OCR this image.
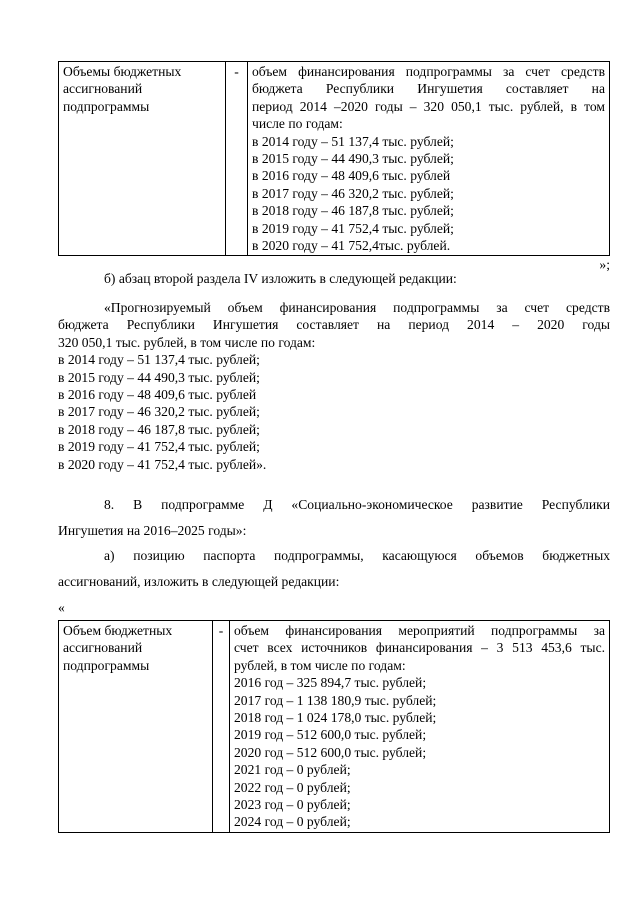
Объемы бюджетных ассигнований подпрограммы	-	объем финансирования подпрограммы за счет средств
бюджета Республики Ингушетия составляет на
период 2014 –2020 годы – 320 050,1 тыс. рублей, в том
числе по годам:
в 2014 году – 51 137,4 тыс. рублей;
в 2015 году – 44 490,3 тыс. рублей;
в 2016 году – 48 409,6 тыс. рублей
в 2017 году – 46 320,2 тыс. рублей;
в 2018 году – 46 187,8 тыс. рублей;
в 2019 году – 41 752,4 тыс. рублей;
в 2020 году – 41 752,4тыс. рублей.
»;
б) абзац второй раздела IV изложить в следующей редакции:
«Прогнозируемый объем финансирования подпрограммы за счет средств
бюджета Республики Ингушетия составляет на период 2014 – 2020 годы
320 050,1 тыс. рублей, в том числе по годам:
в 2014 году – 51 137,4 тыс. рублей;
в 2015 году – 44 490,3 тыс. рублей;
в 2016 году – 48 409,6 тыс. рублей
в 2017 году – 46 320,2 тыс. рублей;
в 2018 году – 46 187,8 тыс. рублей;
в 2019 году – 41 752,4 тыс. рублей;
в 2020 году – 41 752,4 тыс. рублей».
8. В подпрограмме Д «Социально-экономическое развитие Республики
Ингушетия на 2016–2025 годы»:
а) позицию паспорта подпрограммы, касающуюся объемов бюджетных
ассигнований, изложить в следующей редакции:
«
Объем бюджетных ассигнований подпрограммы	-	объем финансирования мероприятий подпрограммы за
счет всех источников финансирования – 3 513 453,6 тыс.
рублей, в том числе по годам:
2016 год – 325 894,7 тыс. рублей;
2017 год – 1 138 180,9 тыс. рублей;
2018 год – 1 024 178,0 тыс. рублей;
2019 год – 512 600,0 тыс. рублей;
2020 год – 512 600,0 тыс. рублей;
2021 год – 0 рублей;
2022 год – 0 рублей;
2023 год – 0 рублей;
2024 год – 0 рублей;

Problem details: Report only the number of lines in the listing that contain the word "бюджетных".

Solved problem: 3